Dataset entries
>> START
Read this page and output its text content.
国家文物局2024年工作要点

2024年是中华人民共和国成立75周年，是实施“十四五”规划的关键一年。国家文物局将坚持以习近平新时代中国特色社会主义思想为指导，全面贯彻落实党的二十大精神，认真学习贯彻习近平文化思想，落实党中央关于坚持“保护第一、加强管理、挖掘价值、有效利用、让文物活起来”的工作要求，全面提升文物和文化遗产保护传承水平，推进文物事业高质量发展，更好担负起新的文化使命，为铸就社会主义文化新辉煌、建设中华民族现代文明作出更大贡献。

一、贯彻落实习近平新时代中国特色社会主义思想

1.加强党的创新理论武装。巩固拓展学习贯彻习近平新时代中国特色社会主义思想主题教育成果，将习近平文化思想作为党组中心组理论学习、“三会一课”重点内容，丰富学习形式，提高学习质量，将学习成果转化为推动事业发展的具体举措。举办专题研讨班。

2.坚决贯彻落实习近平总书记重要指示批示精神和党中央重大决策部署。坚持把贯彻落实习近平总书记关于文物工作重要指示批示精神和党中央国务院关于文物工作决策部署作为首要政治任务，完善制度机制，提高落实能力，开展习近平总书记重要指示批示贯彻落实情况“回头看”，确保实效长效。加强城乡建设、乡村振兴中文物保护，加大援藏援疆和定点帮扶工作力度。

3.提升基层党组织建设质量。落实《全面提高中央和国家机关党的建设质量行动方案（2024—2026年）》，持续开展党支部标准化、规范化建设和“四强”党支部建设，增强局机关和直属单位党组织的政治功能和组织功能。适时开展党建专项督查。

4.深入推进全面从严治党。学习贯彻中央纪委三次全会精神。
>> END
» **EXERCISE DIRECTIONS**
Every line of the records above needs to be given again exactly.

» **THE REPLY**
Read this page and output its text content.
国家文物局2024年工作要点

2024年是中华人民共和国成立75周年，是实施“十四五”规划的关键一年。国家文物局将坚持以习近平新时代中国特色社会主义思想为指导，全面贯彻落实党的二十大精神，认真学习贯彻习近平文化思想，落实党中央关于坚持“保护第一、加强管理、挖掘价值、有效利用、让文物活起来”的工作要求，全面提升文物和文化遗产保护传承水平，推进文物事业高质量发展，更好担负起新的文化使命，为铸就社会主义文化新辉煌、建设中华民族现代文明作出更大贡献。

一、贯彻落实习近平新时代中国特色社会主义思想

1.加强党的创新理论武装。巩固拓展学习贯彻习近平新时代中国特色社会主义思想主题教育成果，将习近平文化思想作为党组中心组理论学习、“三会一课”重点内容，丰富学习形式，提高学习质量，将学习成果转化为推动事业发展的具体举措。举办专题研讨班。

2.坚决贯彻落实习近平总书记重要指示批示精神和党中央重大决策部署。坚持把贯彻落实习近平总书记关于文物工作重要指示批示精神和党中央国务院关于文物工作决策部署作为首要政治任务，完善制度机制，提高落实能力，开展习近平总书记重要指示批示贯彻落实情况“回头看”，确保实效长效。加强城乡建设、乡村振兴中文物保护，加大援藏援疆和定点帮扶工作力度。

3.提升基层党组织建设质量。落实《全面提高中央和国家机关党的建设质量行动方案（2024—2026年）》，持续开展党支部标准化、规范化建设和“四强”党支部建设，增强局机关和直属单位党组织的政治功能和组织功能。适时开展党建专项督查。

4.深入推进全面从严治党。学习贯彻中央纪委三次全会精神。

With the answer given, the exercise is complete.